start MATERIAL PROVIDED

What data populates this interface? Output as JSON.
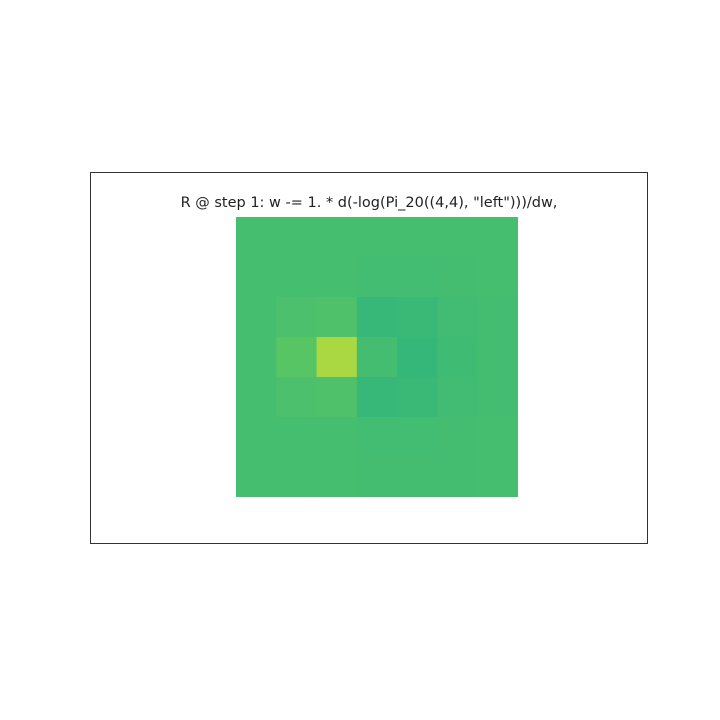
{
  "chart_data": {
    "type": "heatmap",
    "title": "R @ step 1: w -= 1. * d(-log(Pi_20((4,4), \"left\")))/dw,",
    "rows": 7,
    "cols": 7,
    "values": [
      [
        0.0,
        0.0,
        0.0,
        0.0,
        0.0,
        0.0,
        0.0
      ],
      [
        0.0,
        0.0,
        0.0,
        -0.05,
        -0.05,
        -0.03,
        0.0
      ],
      [
        0.0,
        0.1,
        0.15,
        -0.25,
        -0.2,
        -0.08,
        -0.03
      ],
      [
        0.0,
        0.3,
        1.0,
        -0.03,
        -0.3,
        -0.1,
        -0.03
      ],
      [
        0.0,
        0.1,
        0.15,
        -0.25,
        -0.2,
        -0.08,
        -0.03
      ],
      [
        0.0,
        0.0,
        0.0,
        -0.05,
        -0.05,
        -0.03,
        0.0
      ],
      [
        0.0,
        0.0,
        0.0,
        -0.03,
        -0.03,
        -0.02,
        0.0
      ]
    ],
    "vmin": -1.0,
    "vmax": 1.0,
    "colormap": "viridis",
    "grid": false,
    "axes": "hidden"
  }
}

end MATERIAL PROVIDED

TASK TO COMPLETE:
Transcribe all the lines above exactly, apart from the pictures.

OUTPUT FOR THIS EXERCISE:
What data populates this interface? Output as JSON.
{
  "chart_data": {
    "type": "heatmap",
    "title": "R @ step 1: w -= 1. * d(-log(Pi_20((4,4), \"left\")))/dw,",
    "rows": 7,
    "cols": 7,
    "values": [
      [
        0.0,
        0.0,
        0.0,
        0.0,
        0.0,
        0.0,
        0.0
      ],
      [
        0.0,
        0.0,
        0.0,
        -0.05,
        -0.05,
        -0.03,
        0.0
      ],
      [
        0.0,
        0.1,
        0.15,
        -0.25,
        -0.2,
        -0.08,
        -0.03
      ],
      [
        0.0,
        0.3,
        1.0,
        -0.03,
        -0.3,
        -0.1,
        -0.03
      ],
      [
        0.0,
        0.1,
        0.15,
        -0.25,
        -0.2,
        -0.08,
        -0.03
      ],
      [
        0.0,
        0.0,
        0.0,
        -0.05,
        -0.05,
        -0.03,
        0.0
      ],
      [
        0.0,
        0.0,
        0.0,
        -0.03,
        -0.03,
        -0.02,
        0.0
      ]
    ],
    "vmin": -1.0,
    "vmax": 1.0,
    "colormap": "viridis",
    "grid": false,
    "axes": "hidden"
  }
}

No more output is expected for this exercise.